## PROBLEM TO SOLVE
Set down the whole listing verbatim.

(Records from a data collection)
+--

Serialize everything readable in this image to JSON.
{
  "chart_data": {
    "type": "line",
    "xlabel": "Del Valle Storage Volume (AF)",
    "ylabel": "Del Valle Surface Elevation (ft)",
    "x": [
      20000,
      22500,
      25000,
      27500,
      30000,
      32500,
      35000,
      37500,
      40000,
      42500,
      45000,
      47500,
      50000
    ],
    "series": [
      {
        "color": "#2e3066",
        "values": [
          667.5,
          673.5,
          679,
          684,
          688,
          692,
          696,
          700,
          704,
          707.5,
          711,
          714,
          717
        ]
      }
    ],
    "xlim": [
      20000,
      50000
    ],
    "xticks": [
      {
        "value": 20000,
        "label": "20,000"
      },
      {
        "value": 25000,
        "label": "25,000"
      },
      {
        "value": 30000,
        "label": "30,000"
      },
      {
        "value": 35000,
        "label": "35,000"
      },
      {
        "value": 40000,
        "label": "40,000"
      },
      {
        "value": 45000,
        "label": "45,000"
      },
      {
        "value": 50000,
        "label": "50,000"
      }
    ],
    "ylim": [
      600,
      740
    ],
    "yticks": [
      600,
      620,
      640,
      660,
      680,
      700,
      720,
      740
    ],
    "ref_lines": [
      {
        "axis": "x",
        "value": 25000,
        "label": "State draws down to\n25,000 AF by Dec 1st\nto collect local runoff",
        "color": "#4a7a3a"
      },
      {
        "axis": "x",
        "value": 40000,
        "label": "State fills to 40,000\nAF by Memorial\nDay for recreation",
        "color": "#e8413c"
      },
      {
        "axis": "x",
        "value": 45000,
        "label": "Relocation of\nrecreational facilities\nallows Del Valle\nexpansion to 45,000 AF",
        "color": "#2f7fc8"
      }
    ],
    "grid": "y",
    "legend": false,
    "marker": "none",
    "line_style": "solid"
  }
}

+--

## FULL ANSWER
Serialize everything readable in this image to JSON.
{
  "chart_data": {
    "type": "line",
    "xlabel": "Del Valle Storage Volume (AF)",
    "ylabel": "Del Valle Surface Elevation (ft)",
    "x": [
      20000,
      22500,
      25000,
      27500,
      30000,
      32500,
      35000,
      37500,
      40000,
      42500,
      45000,
      47500,
      50000
    ],
    "series": [
      {
        "color": "#2e3066",
        "values": [
          667.5,
          673.5,
          679,
          684,
          688,
          692,
          696,
          700,
          704,
          707.5,
          711,
          714,
          717
        ]
      }
    ],
    "xlim": [
      20000,
      50000
    ],
    "xticks": [
      {
        "value": 20000,
        "label": "20,000"
      },
      {
        "value": 25000,
        "label": "25,000"
      },
      {
        "value": 30000,
        "label": "30,000"
      },
      {
        "value": 35000,
        "label": "35,000"
      },
      {
        "value": 40000,
        "label": "40,000"
      },
      {
        "value": 45000,
        "label": "45,000"
      },
      {
        "value": 50000,
        "label": "50,000"
      }
    ],
    "ylim": [
      600,
      740
    ],
    "yticks": [
      600,
      620,
      640,
      660,
      680,
      700,
      720,
      740
    ],
    "ref_lines": [
      {
        "axis": "x",
        "value": 25000,
        "label": "State draws down to\n25,000 AF by Dec 1st\nto collect local runoff",
        "color": "#4a7a3a"
      },
      {
        "axis": "x",
        "value": 40000,
        "label": "State fills to 40,000\nAF by Memorial\nDay for recreation",
        "color": "#e8413c"
      },
      {
        "axis": "x",
        "value": 45000,
        "label": "Relocation of\nrecreational facilities\nallows Del Valle\nexpansion to 45,000 AF",
        "color": "#2f7fc8"
      }
    ],
    "grid": "y",
    "legend": false,
    "marker": "none",
    "line_style": "solid"
  }
}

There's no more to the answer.